(Element and coordinate entries)

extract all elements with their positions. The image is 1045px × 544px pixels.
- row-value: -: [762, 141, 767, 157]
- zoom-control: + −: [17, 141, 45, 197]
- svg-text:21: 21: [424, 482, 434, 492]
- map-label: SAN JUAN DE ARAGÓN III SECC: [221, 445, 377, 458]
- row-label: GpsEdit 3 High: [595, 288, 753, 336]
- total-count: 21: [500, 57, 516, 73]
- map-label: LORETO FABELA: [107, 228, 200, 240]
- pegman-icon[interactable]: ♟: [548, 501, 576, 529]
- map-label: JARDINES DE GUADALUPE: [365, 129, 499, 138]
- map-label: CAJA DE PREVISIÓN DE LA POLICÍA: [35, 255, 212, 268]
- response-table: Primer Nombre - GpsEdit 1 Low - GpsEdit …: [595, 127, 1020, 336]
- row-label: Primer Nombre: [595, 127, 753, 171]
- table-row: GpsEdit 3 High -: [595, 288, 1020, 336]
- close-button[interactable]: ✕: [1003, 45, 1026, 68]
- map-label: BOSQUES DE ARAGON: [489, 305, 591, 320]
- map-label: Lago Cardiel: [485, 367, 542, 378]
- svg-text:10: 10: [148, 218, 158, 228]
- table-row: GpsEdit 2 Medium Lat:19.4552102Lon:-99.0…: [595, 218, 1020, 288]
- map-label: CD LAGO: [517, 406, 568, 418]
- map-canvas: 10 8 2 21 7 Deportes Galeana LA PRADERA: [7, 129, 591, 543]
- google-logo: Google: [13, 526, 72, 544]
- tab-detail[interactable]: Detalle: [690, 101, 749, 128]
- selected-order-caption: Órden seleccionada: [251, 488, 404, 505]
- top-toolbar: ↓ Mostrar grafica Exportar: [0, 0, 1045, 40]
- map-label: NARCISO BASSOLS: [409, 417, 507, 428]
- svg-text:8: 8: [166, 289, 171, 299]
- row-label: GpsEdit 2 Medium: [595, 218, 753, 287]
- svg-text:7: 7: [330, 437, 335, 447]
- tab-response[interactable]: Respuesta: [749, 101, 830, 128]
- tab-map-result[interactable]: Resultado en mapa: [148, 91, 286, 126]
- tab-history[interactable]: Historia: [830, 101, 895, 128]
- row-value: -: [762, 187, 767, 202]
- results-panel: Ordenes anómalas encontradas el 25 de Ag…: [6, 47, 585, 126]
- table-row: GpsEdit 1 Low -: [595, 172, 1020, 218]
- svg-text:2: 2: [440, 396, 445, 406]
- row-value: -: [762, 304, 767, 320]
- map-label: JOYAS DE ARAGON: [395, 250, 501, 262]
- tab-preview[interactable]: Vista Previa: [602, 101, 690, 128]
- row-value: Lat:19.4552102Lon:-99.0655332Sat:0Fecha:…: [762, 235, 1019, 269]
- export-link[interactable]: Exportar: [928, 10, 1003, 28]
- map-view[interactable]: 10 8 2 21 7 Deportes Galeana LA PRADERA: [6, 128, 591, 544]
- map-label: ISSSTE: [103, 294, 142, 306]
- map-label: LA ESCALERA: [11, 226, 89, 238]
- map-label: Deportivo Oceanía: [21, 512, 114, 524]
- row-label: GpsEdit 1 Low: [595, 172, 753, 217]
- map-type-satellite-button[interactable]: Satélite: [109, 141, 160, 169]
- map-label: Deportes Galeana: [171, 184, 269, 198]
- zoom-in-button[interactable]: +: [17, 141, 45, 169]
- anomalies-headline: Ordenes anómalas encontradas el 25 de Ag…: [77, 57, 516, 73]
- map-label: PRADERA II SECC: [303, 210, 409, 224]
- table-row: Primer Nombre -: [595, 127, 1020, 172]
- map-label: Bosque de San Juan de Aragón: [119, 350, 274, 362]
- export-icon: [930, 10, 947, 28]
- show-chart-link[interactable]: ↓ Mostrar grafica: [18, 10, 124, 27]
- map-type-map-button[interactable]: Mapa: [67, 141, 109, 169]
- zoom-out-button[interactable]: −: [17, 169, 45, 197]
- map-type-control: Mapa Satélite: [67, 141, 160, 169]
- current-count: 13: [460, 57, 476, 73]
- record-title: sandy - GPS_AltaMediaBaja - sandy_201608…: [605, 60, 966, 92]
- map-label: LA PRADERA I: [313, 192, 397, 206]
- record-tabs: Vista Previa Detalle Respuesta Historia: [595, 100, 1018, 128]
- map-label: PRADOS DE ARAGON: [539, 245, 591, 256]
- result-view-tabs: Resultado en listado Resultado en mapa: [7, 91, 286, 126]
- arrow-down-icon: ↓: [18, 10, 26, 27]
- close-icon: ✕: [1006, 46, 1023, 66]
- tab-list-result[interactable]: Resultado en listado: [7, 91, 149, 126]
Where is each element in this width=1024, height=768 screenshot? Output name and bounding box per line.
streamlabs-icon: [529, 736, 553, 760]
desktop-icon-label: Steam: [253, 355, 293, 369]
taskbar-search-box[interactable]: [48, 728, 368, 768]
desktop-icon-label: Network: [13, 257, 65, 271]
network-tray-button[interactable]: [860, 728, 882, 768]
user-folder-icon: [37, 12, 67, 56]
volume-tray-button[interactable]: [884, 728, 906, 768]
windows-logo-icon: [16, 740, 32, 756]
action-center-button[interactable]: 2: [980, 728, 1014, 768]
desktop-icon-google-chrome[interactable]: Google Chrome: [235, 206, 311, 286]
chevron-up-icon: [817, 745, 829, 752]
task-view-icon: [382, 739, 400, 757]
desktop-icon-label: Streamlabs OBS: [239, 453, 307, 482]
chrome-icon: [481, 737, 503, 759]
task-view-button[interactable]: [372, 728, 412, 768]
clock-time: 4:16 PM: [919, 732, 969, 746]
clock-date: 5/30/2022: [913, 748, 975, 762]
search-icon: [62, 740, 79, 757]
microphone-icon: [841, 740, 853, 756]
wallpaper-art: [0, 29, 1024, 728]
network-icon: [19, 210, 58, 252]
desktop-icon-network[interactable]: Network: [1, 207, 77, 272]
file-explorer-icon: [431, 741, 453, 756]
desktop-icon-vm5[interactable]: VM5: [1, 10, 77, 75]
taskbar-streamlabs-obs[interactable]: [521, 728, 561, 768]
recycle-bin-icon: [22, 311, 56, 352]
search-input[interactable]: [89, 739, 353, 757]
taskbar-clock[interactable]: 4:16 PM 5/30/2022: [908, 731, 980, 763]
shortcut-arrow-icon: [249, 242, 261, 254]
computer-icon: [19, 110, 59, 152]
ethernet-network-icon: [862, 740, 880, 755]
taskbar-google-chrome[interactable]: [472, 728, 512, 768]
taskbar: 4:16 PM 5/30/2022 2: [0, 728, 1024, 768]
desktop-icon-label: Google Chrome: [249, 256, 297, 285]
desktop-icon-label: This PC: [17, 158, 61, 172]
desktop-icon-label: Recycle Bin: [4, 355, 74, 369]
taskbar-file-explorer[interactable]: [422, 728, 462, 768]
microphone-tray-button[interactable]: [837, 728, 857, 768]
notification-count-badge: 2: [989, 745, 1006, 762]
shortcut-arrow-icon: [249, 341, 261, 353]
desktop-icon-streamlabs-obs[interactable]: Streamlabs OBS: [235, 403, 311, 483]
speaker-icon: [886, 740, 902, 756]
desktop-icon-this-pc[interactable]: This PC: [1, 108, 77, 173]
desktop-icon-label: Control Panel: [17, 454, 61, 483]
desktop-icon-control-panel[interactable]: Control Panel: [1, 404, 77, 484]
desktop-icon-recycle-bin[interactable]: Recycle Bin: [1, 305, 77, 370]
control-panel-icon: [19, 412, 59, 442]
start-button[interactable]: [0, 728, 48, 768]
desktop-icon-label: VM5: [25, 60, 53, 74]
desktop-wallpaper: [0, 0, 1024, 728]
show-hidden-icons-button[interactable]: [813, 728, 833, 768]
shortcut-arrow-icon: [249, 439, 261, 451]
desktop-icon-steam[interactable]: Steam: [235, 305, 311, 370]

To be done
Beginning at the start of the entries and continuing through the line containing "- map-label: CD LAGO: [517, 406, 568, 418]", reproduce only those lines, substituting "GpsPoint" for every occurrence of "GpsEdit" and leaving all else unchanged.

Exercise answer
extract all elements with their positions. The image is 1045px × 544px pixels.
- row-value: -: [762, 141, 767, 157]
- zoom-control: + −: [17, 141, 45, 197]
- svg-text:21: 21: [424, 482, 434, 492]
- map-label: SAN JUAN DE ARAGÓN III SECC: [221, 445, 377, 458]
- row-label: GpsPoint 3 High: [595, 288, 753, 336]
- total-count: 21: [500, 57, 516, 73]
- map-label: LORETO FABELA: [107, 228, 200, 240]
- pegman-icon[interactable]: ♟: [548, 501, 576, 529]
- map-label: JARDINES DE GUADALUPE: [365, 129, 499, 138]
- map-label: CAJA DE PREVISIÓN DE LA POLICÍA: [35, 255, 212, 268]
- response-table: Primer Nombre - GpsPoint 1 Low - GpsPoint …: [595, 127, 1020, 336]
- row-label: Primer Nombre: [595, 127, 753, 171]
- table-row: GpsPoint 3 High -: [595, 288, 1020, 336]
- close-button[interactable]: ✕: [1003, 45, 1026, 68]
- map-label: BOSQUES DE ARAGON: [489, 305, 591, 320]
- map-label: Lago Cardiel: [485, 367, 542, 378]
- svg-text:10: 10: [148, 218, 158, 228]
- table-row: GpsPoint 2 Medium Lat:19.4552102Lon:-99.0…: [595, 218, 1020, 288]
- map-label: CD LAGO: [517, 406, 568, 418]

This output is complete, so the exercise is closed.